Excerto do documento =
▽

Além das doenças, há a fome e a sede. “Imagine ter de escolher entre comprar pão ou comprar água para uma criança faminta e sedenta que já está doente, ou entre ver a sua criança sofrer de sede extrema ou deixá-la beber água contaminada que pode causar doenças fatais”, disse ainda Catherine Russell.

A Unicef explica que a maior parte das pessoas que vive no Corno de África depende da água distribuída por vendedores em camiões ou carroças e que, nas zonas mais afectadas pela seca, muitas famílias já não têm acesso a água. Além disso, o custo da água tem vindo a aumentar nos últimos meses. Nos últimos 20 anos, também a disponibilidade de água no Sahel diminuiu mais de 40% devido às alterações climáticas e a conflitos, nota a organização.

Os alertas para esta situação foram sendo dados. Um relatório divulgado em Maio deste ano pela Organização Mundial da Saúde (OMS) indica que cerca de dois mil milhões de pessoas não têm acesso seguro a água. A água que não é própria para consumo, assim como más condições de saneamento e higiene levaram à morte de 870 mil pessoas em 2016, lê-se ainda no documento – e a maior parte destas mortes aconteceu no continente africano. A mortalidade causada pela falta de acesso a água e saneamento é de 45,9 por cada 100 mil mortes em África, o que é 150 vezes mais elevada do que a mortalidade pelos mesmos motivos na Europa: 0,3 mortes por cada 100 mil pessoas.

Crianças mais afectadas

Segundo a Unicef, existem actualmente 40 milhões de crianças numa situação de “vulnerabilidade hídrica” no Burkina Faso, Chade, Mali, Níger e Nigéria, por causa da seca, mas também pelos conflitos na região. Quase três milhões de crianças sofrem de subnutrição aguda grave no Corno de África e no Sahel, “o que significa que correm até 11 vezes mais risco de morte por doenças transmitidas pela água do que as crianças bem nutridas”.

△

Instrução 1 =
Indique se cada uma das afirmações seguintes está de acordo com o excerto sobre a escassez de água em África, respondendo sim ou não e citando as palavras do excerto que o decidem: (a) a disponibilidade de água no Sahel diminuiu mais de 40% nos últimos 20 anos; (b) o relatório da OMS foi divulgado em Março; (c) o custo da água tem vindo a descer nos últimos meses.
Instrução 2 =
Prossiga o excerto sobre a escassez de água em África a partir do ponto em que termina.

Registos de dados =
▽

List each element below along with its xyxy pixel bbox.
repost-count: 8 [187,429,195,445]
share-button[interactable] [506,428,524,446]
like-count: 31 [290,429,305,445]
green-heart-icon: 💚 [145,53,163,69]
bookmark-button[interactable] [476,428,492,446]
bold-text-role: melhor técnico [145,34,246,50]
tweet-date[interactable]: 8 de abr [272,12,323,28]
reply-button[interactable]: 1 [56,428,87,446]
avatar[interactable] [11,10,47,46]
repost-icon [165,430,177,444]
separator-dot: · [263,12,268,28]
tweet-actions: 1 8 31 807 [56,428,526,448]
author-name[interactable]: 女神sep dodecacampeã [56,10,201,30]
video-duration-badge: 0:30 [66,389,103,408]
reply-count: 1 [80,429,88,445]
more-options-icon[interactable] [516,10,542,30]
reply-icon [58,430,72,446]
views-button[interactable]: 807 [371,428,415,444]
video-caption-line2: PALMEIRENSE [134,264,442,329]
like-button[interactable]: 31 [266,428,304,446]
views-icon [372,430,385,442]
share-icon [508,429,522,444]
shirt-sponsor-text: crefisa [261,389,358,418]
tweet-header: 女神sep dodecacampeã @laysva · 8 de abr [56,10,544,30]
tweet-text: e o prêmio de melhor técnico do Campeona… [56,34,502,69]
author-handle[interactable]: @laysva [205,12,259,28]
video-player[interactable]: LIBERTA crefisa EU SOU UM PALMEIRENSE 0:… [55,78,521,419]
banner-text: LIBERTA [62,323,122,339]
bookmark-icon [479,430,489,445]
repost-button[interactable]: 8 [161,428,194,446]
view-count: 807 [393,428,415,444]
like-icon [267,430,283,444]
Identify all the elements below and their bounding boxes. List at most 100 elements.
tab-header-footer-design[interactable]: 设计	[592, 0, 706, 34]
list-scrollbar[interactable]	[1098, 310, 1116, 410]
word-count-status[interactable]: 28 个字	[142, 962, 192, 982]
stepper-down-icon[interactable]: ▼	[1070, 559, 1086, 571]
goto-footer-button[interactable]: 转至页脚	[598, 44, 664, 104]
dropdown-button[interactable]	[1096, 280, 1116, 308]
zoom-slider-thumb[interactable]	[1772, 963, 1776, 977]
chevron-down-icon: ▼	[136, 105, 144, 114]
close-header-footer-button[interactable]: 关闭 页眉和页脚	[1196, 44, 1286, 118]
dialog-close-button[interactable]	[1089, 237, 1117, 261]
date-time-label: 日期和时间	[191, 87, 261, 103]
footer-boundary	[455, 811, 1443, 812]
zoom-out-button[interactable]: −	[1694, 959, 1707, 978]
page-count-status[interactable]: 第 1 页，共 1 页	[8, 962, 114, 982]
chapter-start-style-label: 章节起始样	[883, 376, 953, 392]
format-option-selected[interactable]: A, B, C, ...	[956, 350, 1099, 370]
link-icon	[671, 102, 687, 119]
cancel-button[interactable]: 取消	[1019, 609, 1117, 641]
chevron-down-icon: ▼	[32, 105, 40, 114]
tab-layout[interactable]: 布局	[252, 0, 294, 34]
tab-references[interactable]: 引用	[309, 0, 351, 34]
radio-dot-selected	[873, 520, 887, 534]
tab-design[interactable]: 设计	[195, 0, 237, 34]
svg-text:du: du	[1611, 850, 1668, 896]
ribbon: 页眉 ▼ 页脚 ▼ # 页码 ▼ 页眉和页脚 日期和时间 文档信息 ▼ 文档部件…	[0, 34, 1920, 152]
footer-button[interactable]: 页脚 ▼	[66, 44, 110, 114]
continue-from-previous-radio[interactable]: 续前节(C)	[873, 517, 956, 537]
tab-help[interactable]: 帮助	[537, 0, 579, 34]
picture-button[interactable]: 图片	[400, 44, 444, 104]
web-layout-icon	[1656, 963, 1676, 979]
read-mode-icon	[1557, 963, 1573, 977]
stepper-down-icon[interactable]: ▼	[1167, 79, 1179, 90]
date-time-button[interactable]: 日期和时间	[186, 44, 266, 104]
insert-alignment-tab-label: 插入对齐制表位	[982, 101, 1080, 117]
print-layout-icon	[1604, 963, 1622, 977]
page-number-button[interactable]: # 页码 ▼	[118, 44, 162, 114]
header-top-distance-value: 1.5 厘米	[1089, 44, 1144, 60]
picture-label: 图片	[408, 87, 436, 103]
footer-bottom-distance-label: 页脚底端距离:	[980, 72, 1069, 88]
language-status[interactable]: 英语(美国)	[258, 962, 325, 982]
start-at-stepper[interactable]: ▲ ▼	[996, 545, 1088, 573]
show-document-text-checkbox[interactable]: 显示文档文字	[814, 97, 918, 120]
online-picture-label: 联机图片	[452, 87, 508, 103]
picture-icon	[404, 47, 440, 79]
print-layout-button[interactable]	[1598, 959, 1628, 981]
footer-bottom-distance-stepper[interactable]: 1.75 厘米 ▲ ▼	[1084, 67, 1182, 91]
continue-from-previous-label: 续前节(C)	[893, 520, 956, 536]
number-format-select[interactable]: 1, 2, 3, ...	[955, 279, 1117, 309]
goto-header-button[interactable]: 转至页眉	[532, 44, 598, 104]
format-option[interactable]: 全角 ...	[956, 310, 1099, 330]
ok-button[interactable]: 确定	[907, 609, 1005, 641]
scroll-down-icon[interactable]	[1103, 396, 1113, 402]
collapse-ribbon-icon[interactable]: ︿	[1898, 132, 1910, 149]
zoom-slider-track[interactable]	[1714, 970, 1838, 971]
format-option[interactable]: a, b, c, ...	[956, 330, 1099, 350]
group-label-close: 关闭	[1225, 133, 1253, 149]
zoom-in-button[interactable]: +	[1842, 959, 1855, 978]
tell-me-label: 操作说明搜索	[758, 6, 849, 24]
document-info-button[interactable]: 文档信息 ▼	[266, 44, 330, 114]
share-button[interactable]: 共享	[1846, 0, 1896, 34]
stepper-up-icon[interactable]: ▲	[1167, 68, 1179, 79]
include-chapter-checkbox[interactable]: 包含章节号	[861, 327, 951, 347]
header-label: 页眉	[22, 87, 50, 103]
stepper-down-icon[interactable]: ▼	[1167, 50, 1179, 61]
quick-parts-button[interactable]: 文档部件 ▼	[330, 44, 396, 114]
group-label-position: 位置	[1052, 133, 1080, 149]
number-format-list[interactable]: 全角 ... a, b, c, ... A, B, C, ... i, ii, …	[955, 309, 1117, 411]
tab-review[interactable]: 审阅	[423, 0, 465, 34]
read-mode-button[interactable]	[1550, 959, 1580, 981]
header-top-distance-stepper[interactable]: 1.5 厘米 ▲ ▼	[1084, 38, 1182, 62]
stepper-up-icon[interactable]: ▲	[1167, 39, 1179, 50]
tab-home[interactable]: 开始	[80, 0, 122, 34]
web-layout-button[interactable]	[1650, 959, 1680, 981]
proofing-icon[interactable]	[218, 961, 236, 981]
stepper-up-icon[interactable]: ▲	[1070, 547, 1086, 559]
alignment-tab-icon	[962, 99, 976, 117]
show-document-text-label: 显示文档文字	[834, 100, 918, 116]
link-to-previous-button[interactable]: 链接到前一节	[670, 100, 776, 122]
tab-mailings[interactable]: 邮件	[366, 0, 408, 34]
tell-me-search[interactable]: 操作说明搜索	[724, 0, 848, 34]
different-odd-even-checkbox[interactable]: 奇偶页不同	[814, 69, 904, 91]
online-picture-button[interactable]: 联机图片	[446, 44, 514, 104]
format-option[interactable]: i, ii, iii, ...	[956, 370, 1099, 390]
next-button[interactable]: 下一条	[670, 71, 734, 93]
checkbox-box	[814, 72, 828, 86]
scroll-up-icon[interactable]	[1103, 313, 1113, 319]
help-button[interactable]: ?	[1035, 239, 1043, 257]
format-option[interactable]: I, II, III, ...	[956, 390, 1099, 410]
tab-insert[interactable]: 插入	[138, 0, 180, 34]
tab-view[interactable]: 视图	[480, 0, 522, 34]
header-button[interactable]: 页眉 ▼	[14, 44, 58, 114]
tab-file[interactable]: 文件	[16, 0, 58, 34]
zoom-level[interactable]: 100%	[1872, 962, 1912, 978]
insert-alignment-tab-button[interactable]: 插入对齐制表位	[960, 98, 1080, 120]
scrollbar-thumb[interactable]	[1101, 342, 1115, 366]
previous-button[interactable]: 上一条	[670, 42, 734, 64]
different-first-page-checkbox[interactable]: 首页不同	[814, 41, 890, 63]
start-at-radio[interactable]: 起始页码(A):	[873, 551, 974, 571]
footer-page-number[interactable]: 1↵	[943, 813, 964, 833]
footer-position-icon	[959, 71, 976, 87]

△

Resposta 1 =
(a) Sim: “Nos últimos 20 anos, também a disponibilidade de água no Sahel diminuiu mais de 40%”.
(b) Não: “Um relatório divulgado em Maio deste ano pela Organização Mundial da Saúde (OMS)”.
(c) Não: “o custo da água tem vindo a aumentar nos últimos meses”.

Resposta 2 =
As crianças são também das que mais sentirão na pele os efeitos das alterações climáticas. Um estudo publicado na revista Science em Setembro de 2021 mostra que as gerações mais novas serão as mais afectadas pelas alterações climáticas e que as crianças de hoje deverão enfrentar três vezes mais desastres climáticos do que a geração dos seus avós. Nesses desastres incluem-se a seca, ondas de calor, incêndios florestais, tempestades e cheias. Estes fenómenos deverão tornar-se não só mais frequentes, mas também mais intensos.

Por agora, são já várias as regiões de África que enfrentam situações graves de escassez de água, baixos níveis de precipitação e seca. A seca está também a afectar a Europa, incluindo Portugal: no fim de Julho, 55,2 % do território de Portugal continental estava em seca severa e 44,8 % em seca extrema, o nível mais grave, segundo o Instituto Português do Mar e da Atmosfera (IPMA).